• [Given task]:
Quote all of the data below exactly, please.

• [Working data]:

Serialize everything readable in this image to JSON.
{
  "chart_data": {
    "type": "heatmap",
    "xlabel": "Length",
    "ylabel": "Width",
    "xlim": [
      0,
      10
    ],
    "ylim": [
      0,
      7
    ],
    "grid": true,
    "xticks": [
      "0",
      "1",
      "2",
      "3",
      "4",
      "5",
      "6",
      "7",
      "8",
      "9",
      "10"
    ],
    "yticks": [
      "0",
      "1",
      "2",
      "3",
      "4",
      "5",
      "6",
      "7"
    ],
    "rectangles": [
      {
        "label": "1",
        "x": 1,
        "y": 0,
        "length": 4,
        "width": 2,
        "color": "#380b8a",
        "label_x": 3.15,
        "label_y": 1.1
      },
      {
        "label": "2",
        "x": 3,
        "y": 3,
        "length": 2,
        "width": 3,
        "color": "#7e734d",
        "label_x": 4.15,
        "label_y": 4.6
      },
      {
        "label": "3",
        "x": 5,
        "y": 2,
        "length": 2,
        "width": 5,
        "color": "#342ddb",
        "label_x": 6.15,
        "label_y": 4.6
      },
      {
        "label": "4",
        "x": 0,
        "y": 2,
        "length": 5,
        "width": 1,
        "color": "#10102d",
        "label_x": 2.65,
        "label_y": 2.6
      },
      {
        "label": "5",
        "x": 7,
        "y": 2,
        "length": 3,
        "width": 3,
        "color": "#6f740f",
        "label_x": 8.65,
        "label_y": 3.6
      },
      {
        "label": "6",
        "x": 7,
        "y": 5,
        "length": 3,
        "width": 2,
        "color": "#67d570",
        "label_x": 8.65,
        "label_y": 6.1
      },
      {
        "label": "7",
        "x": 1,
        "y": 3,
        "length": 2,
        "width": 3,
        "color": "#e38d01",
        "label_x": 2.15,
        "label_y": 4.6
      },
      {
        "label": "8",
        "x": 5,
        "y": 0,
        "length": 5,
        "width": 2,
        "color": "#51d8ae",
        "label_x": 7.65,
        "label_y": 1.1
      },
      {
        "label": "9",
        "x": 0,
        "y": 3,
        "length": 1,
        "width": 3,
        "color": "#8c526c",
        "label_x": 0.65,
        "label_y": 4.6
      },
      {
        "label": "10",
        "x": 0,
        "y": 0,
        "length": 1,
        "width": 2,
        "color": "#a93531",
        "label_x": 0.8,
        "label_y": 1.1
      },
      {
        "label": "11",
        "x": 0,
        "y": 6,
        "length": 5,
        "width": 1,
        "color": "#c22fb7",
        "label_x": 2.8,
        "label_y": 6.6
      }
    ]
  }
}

• [Exercise solution]:
Serialize everything readable in this image to JSON.
{
  "chart_data": {
    "type": "heatmap",
    "xlabel": "Length",
    "ylabel": "Width",
    "xlim": [
      0,
      10
    ],
    "ylim": [
      0,
      7
    ],
    "grid": true,
    "xticks": [
      "0",
      "1",
      "2",
      "3",
      "4",
      "5",
      "6",
      "7",
      "8",
      "9",
      "10"
    ],
    "yticks": [
      "0",
      "1",
      "2",
      "3",
      "4",
      "5",
      "6",
      "7"
    ],
    "rectangles": [
      {
        "label": "1",
        "x": 1,
        "y": 0,
        "length": 4,
        "width": 2,
        "color": "#380b8a",
        "label_x": 3.15,
        "label_y": 1.1
      },
      {
        "label": "2",
        "x": 3,
        "y": 3,
        "length": 2,
        "width": 3,
        "color": "#7e734d",
        "label_x": 4.15,
        "label_y": 4.6
      },
      {
        "label": "3",
        "x": 5,
        "y": 2,
        "length": 2,
        "width": 5,
        "color": "#342ddb",
        "label_x": 6.15,
        "label_y": 4.6
      },
      {
        "label": "4",
        "x": 0,
        "y": 2,
        "length": 5,
        "width": 1,
        "color": "#10102d",
        "label_x": 2.65,
        "label_y": 2.6
      },
      {
        "label": "5",
        "x": 7,
        "y": 2,
        "length": 3,
        "width": 3,
        "color": "#6f740f",
        "label_x": 8.65,
        "label_y": 3.6
      },
      {
        "label": "6",
        "x": 7,
        "y": 5,
        "length": 3,
        "width": 2,
        "color": "#67d570",
        "label_x": 8.65,
        "label_y": 6.1
      },
      {
        "label": "7",
        "x": 1,
        "y": 3,
        "length": 2,
        "width": 3,
        "color": "#e38d01",
        "label_x": 2.15,
        "label_y": 4.6
      },
      {
        "label": "8",
        "x": 5,
        "y": 0,
        "length": 5,
        "width": 2,
        "color": "#51d8ae",
        "label_x": 7.65,
        "label_y": 1.1
      },
      {
        "label": "9",
        "x": 0,
        "y": 3,
        "length": 1,
        "width": 3,
        "color": "#8c526c",
        "label_x": 0.65,
        "label_y": 4.6
      },
      {
        "label": "10",
        "x": 0,
        "y": 0,
        "length": 1,
        "width": 2,
        "color": "#a93531",
        "label_x": 0.8,
        "label_y": 1.1
      },
      {
        "label": "11",
        "x": 0,
        "y": 6,
        "length": 5,
        "width": 1,
        "color": "#c22fb7",
        "label_x": 2.8,
        "label_y": 6.6
      }
    ]
  }
}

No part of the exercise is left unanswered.